→ **WORK INSTRUCTIONS**
Count every line in the entries that follow where the word "working" appears, then state only the total.

(Data records)
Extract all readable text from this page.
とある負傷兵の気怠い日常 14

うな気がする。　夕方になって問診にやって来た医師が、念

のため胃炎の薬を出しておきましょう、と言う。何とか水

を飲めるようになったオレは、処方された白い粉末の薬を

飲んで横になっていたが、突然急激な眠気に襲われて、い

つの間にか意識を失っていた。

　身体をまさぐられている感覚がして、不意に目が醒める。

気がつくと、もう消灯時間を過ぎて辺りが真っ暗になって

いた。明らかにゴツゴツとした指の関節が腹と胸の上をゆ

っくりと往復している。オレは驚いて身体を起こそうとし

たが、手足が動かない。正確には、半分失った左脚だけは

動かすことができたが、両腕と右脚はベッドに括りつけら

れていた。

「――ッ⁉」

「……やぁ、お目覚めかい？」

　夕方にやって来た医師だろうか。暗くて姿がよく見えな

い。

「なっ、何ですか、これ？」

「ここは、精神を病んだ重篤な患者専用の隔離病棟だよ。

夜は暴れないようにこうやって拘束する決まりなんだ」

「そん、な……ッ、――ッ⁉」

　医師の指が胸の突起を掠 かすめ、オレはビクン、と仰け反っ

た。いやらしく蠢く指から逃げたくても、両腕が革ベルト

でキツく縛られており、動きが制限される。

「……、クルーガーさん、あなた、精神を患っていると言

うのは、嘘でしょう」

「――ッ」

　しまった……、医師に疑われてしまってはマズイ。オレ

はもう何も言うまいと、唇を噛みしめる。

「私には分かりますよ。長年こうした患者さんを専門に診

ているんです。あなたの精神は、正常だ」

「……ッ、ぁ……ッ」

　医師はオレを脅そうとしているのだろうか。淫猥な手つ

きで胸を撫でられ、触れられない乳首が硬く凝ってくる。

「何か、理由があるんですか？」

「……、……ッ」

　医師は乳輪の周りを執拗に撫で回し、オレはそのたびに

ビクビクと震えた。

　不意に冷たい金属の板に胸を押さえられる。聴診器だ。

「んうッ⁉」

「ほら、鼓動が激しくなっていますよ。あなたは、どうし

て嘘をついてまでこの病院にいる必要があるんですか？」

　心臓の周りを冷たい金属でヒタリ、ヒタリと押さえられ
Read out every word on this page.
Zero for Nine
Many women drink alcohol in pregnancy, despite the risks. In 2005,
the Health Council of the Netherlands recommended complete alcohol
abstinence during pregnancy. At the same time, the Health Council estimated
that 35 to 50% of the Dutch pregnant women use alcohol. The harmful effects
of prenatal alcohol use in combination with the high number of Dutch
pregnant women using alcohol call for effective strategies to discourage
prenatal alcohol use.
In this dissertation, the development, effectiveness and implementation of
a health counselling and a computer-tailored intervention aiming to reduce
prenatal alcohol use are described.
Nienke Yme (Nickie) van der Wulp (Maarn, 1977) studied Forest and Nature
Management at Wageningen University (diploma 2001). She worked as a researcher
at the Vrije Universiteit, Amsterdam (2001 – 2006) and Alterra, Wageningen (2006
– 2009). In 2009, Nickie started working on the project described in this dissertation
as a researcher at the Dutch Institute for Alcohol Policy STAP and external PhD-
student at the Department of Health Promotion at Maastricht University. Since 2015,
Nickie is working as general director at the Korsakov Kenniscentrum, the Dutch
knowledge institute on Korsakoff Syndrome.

→ **CORRECT RESULT**
2